> **EXERCISE**
Here are some records; return them all exactly.

..............................

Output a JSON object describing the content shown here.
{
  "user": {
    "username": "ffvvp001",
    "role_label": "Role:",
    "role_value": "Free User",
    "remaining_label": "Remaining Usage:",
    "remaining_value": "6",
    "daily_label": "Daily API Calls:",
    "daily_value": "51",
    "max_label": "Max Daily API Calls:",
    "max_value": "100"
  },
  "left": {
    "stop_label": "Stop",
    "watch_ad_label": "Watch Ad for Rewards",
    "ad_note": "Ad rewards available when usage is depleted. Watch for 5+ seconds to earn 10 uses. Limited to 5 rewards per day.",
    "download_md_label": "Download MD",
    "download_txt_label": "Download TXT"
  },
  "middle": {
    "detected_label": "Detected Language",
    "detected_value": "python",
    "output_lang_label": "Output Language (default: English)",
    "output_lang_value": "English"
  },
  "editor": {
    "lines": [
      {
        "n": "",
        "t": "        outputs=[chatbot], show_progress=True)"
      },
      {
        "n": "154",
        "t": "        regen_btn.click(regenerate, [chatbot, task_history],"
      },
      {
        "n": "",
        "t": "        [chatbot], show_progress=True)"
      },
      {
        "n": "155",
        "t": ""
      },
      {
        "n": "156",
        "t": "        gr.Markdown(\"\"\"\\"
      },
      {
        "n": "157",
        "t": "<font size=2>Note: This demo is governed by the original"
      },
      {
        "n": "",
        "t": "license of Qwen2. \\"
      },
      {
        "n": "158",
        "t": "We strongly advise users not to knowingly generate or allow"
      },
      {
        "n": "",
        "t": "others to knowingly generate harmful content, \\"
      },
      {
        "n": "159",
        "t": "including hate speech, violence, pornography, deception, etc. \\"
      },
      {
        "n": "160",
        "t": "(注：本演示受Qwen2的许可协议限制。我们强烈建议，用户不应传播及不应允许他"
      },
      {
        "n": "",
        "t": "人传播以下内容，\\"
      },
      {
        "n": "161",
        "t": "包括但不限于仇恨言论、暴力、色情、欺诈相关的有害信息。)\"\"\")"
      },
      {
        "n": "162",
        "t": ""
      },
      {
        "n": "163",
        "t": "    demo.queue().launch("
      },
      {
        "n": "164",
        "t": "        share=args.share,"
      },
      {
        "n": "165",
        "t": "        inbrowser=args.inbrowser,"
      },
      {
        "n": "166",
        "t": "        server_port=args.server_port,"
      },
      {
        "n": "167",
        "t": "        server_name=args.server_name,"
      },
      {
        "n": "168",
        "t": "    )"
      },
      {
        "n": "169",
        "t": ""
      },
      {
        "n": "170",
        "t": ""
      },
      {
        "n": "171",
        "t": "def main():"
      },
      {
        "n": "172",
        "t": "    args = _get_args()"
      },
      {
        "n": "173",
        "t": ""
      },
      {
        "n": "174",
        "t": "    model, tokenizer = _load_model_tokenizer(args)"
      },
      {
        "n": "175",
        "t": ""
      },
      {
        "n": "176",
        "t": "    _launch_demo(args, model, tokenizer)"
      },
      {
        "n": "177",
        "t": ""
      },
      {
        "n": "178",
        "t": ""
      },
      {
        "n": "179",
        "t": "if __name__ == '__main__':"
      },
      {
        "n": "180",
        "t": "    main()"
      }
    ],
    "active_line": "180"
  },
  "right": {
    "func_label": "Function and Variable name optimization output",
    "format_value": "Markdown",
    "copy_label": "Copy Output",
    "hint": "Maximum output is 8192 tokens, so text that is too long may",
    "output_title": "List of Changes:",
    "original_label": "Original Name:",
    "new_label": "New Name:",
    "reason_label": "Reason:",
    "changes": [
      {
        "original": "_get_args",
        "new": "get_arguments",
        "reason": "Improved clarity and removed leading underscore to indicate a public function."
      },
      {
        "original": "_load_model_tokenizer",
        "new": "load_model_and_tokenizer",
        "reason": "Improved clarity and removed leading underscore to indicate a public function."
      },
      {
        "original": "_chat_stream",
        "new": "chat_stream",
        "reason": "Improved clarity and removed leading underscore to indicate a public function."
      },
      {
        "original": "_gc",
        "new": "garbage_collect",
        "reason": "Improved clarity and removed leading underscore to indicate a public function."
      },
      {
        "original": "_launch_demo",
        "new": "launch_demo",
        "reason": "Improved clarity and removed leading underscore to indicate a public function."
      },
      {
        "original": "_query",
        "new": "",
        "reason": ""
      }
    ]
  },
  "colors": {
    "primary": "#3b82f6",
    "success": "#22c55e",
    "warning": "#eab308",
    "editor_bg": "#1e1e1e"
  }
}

..............................

> **EXERCISE ANSWER**
Output a JSON object describing the content shown here.
{
  "user": {
    "username": "ffvvp001",
    "role_label": "Role:",
    "role_value": "Free User",
    "remaining_label": "Remaining Usage:",
    "remaining_value": "6",
    "daily_label": "Daily API Calls:",
    "daily_value": "51",
    "max_label": "Max Daily API Calls:",
    "max_value": "100"
  },
  "left": {
    "stop_label": "Stop",
    "watch_ad_label": "Watch Ad for Rewards",
    "ad_note": "Ad rewards available when usage is depleted. Watch for 5+ seconds to earn 10 uses. Limited to 5 rewards per day.",
    "download_md_label": "Download MD",
    "download_txt_label": "Download TXT"
  },
  "middle": {
    "detected_label": "Detected Language",
    "detected_value": "python",
    "output_lang_label": "Output Language (default: English)",
    "output_lang_value": "English"
  },
  "editor": {
    "lines": [
      {
        "n": "",
        "t": "        outputs=[chatbot], show_progress=True)"
      },
      {
        "n": "154",
        "t": "        regen_btn.click(regenerate, [chatbot, task_history],"
      },
      {
        "n": "",
        "t": "        [chatbot], show_progress=True)"
      },
      {
        "n": "155",
        "t": ""
      },
      {
        "n": "156",
        "t": "        gr.Markdown(\"\"\"\\"
      },
      {
        "n": "157",
        "t": "<font size=2>Note: This demo is governed by the original"
      },
      {
        "n": "",
        "t": "license of Qwen2. \\"
      },
      {
        "n": "158",
        "t": "We strongly advise users not to knowingly generate or allow"
      },
      {
        "n": "",
        "t": "others to knowingly generate harmful content, \\"
      },
      {
        "n": "159",
        "t": "including hate speech, violence, pornography, deception, etc. \\"
      },
      {
        "n": "160",
        "t": "(注：本演示受Qwen2的许可协议限制。我们强烈建议，用户不应传播及不应允许他"
      },
      {
        "n": "",
        "t": "人传播以下内容，\\"
      },
      {
        "n": "161",
        "t": "包括但不限于仇恨言论、暴力、色情、欺诈相关的有害信息。)\"\"\")"
      },
      {
        "n": "162",
        "t": ""
      },
      {
        "n": "163",
        "t": "    demo.queue().launch("
      },
      {
        "n": "164",
        "t": "        share=args.share,"
      },
      {
        "n": "165",
        "t": "        inbrowser=args.inbrowser,"
      },
      {
        "n": "166",
        "t": "        server_port=args.server_port,"
      },
      {
        "n": "167",
        "t": "        server_name=args.server_name,"
      },
      {
        "n": "168",
        "t": "    )"
      },
      {
        "n": "169",
        "t": ""
      },
      {
        "n": "170",
        "t": ""
      },
      {
        "n": "171",
        "t": "def main():"
      },
      {
        "n": "172",
        "t": "    args = _get_args()"
      },
      {
        "n": "173",
        "t": ""
      },
      {
        "n": "174",
        "t": "    model, tokenizer = _load_model_tokenizer(args)"
      },
      {
        "n": "175",
        "t": ""
      },
      {
        "n": "176",
        "t": "    _launch_demo(args, model, tokenizer)"
      },
      {
        "n": "177",
        "t": ""
      },
      {
        "n": "178",
        "t": ""
      },
      {
        "n": "179",
        "t": "if __name__ == '__main__':"
      },
      {
        "n": "180",
        "t": "    main()"
      }
    ],
    "active_line": "180"
  },
  "right": {
    "func_label": "Function and Variable name optimization output",
    "format_value": "Markdown",
    "copy_label": "Copy Output",
    "hint": "Maximum output is 8192 tokens, so text that is too long may",
    "output_title": "List of Changes:",
    "original_label": "Original Name:",
    "new_label": "New Name:",
    "reason_label": "Reason:",
    "changes": [
      {
        "original": "_get_args",
        "new": "get_arguments",
        "reason": "Improved clarity and removed leading underscore to indicate a public function."
      },
      {
        "original": "_load_model_tokenizer",
        "new": "load_model_and_tokenizer",
        "reason": "Improved clarity and removed leading underscore to indicate a public function."
      },
      {
        "original": "_chat_stream",
        "new": "chat_stream",
        "reason": "Improved clarity and removed leading underscore to indicate a public function."
      },
      {
        "original": "_gc",
        "new": "garbage_collect",
        "reason": "Improved clarity and removed leading underscore to indicate a public function."
      },
      {
        "original": "_launch_demo",
        "new": "launch_demo",
        "reason": "Improved clarity and removed leading underscore to indicate a public function."
      },
      {
        "original": "_query",
        "new": "",
        "reason": ""
      }
    ]
  },
  "colors": {
    "primary": "#3b82f6",
    "success": "#22c55e",
    "warning": "#eab308",
    "editor_bg": "#1e1e1e"
  }
}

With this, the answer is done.